■ **Stated problem**
Return each line that holds the word "関西けもの連合".

***** Entries supplied

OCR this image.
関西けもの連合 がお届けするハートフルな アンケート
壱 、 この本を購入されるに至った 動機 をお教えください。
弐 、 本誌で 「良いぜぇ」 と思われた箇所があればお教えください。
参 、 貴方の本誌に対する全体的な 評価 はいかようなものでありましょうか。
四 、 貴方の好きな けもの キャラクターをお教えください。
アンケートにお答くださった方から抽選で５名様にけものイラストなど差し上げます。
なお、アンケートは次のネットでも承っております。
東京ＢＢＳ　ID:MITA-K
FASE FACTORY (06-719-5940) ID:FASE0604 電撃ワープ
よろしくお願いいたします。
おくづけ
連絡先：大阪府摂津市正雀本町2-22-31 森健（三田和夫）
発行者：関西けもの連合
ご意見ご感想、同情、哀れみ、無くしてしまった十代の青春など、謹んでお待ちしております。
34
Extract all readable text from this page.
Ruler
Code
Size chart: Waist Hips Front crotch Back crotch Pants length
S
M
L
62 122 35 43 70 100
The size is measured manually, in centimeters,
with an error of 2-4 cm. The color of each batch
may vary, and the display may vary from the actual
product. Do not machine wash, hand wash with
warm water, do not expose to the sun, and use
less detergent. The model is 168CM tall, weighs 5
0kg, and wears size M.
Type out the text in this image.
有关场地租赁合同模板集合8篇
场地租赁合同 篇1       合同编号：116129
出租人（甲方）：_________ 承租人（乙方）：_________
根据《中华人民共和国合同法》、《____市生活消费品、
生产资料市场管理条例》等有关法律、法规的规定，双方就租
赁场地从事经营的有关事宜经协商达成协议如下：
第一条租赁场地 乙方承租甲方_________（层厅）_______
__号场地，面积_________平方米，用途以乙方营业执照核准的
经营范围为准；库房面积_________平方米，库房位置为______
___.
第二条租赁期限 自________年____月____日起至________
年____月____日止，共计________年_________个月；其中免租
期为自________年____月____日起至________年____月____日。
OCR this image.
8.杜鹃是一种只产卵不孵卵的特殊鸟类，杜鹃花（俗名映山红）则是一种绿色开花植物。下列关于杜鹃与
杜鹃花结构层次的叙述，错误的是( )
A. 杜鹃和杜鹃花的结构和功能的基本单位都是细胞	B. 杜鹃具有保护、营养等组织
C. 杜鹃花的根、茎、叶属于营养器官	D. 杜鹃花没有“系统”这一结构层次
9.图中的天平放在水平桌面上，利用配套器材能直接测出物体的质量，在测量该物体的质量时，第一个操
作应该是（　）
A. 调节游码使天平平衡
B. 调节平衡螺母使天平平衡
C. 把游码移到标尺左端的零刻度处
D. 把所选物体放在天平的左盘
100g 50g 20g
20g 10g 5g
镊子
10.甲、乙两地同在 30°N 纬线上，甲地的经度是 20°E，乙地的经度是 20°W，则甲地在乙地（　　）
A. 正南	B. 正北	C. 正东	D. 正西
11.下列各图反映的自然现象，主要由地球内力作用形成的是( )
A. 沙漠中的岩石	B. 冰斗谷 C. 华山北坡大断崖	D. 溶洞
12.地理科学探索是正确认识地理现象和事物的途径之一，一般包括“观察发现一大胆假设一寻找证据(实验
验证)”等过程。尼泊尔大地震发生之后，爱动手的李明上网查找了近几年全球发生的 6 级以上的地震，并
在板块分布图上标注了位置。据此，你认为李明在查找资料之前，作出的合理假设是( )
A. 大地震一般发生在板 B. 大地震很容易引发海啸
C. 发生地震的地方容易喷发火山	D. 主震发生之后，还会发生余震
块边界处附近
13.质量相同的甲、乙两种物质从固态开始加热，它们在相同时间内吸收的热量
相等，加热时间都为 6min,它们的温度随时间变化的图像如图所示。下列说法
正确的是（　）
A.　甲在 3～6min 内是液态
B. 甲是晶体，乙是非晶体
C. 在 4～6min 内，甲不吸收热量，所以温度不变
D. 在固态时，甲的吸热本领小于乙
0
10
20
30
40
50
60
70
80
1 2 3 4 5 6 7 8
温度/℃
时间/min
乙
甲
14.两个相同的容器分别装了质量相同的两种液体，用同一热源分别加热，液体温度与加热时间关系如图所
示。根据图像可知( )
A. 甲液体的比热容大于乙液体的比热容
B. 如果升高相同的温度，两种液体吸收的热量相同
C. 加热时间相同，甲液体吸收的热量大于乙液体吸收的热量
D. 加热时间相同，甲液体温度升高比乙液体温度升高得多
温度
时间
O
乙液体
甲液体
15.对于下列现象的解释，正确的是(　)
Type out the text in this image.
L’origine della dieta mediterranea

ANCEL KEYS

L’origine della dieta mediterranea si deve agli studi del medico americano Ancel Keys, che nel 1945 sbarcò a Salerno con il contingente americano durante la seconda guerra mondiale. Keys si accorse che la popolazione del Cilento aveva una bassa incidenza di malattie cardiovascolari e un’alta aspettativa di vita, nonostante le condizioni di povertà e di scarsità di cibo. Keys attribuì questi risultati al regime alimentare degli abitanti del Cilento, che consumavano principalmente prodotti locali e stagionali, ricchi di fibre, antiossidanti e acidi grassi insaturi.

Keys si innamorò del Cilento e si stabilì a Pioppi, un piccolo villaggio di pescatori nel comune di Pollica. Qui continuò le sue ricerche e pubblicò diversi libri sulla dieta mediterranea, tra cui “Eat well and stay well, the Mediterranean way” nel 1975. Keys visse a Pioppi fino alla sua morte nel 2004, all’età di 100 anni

**********

■ **Output of the task**
関西けもの連合 がお届けするハートフルな アンケート
発行者：関西けもの連合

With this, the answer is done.